__Work to complete__
Locate each line with the string "cookies" in the listing below and copy it.

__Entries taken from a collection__

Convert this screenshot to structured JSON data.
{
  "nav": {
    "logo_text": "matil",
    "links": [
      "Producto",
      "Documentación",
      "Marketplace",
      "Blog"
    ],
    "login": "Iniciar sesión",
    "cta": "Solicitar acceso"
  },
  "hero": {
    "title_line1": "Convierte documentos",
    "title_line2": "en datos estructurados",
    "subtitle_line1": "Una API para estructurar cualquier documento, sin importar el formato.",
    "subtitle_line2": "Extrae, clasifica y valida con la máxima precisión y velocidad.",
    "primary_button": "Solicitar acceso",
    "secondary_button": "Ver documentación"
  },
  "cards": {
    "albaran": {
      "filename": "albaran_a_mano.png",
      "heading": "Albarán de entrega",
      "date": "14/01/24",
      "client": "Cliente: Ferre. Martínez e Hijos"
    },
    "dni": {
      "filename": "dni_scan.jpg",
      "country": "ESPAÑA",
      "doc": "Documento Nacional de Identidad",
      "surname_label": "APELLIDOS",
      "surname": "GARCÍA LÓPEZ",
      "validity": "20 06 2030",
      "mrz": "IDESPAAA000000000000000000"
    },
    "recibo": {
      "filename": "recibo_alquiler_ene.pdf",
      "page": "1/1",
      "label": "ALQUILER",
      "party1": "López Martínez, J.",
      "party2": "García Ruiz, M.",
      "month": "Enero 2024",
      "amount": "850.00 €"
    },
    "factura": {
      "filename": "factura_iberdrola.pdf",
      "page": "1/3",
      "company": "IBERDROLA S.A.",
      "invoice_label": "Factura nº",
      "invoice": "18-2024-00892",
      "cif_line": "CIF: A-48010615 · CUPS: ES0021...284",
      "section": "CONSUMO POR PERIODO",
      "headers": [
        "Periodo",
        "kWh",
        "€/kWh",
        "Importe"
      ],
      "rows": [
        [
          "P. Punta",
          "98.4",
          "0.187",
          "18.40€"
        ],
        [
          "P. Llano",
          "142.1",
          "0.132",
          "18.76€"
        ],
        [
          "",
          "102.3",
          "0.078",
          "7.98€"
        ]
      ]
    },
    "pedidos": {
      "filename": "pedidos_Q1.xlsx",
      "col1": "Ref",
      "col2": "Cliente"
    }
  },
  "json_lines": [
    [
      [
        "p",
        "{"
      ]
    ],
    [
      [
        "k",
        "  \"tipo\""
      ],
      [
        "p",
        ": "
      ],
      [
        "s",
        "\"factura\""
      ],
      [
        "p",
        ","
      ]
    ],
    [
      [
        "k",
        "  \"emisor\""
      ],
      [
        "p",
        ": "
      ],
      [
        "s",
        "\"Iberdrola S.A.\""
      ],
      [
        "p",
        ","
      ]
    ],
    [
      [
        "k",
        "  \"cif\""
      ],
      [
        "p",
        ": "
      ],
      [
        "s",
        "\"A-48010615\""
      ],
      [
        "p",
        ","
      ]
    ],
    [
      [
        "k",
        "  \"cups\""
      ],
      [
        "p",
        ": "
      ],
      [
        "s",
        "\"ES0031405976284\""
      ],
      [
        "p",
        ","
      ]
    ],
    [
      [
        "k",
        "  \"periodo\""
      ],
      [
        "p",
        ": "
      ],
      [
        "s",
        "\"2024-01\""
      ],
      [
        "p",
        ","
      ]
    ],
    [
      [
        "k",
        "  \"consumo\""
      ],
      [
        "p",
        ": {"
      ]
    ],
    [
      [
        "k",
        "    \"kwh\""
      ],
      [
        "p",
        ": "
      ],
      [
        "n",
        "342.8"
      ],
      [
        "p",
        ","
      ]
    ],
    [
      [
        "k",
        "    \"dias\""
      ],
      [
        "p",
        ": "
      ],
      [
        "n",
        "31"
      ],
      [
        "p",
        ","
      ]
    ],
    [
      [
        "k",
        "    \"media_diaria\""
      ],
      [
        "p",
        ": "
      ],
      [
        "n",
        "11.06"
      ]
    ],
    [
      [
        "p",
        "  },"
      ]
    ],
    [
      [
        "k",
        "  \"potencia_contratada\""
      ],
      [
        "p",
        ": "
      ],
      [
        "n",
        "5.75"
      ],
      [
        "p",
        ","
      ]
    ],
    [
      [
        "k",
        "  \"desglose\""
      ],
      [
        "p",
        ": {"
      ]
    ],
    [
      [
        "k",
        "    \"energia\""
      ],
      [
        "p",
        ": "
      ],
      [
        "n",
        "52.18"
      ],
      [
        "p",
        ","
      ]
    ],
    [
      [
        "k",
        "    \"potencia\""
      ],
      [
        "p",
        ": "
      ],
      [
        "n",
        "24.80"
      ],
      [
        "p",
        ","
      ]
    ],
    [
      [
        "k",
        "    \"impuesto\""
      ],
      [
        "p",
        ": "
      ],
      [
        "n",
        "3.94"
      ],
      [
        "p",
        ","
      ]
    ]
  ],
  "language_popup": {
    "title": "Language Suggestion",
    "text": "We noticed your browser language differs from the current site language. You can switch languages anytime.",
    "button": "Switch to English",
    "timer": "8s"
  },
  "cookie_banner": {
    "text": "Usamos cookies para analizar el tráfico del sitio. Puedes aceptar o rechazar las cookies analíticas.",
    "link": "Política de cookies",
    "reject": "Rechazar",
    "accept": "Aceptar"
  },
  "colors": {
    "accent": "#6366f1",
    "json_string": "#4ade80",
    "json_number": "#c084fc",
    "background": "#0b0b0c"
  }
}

__Solved exercise__
    "text": "Usamos cookies para analizar el tráfico del sitio. Puedes aceptar o rechazar las cookies analíticas.",
    "link": "Política de cookies",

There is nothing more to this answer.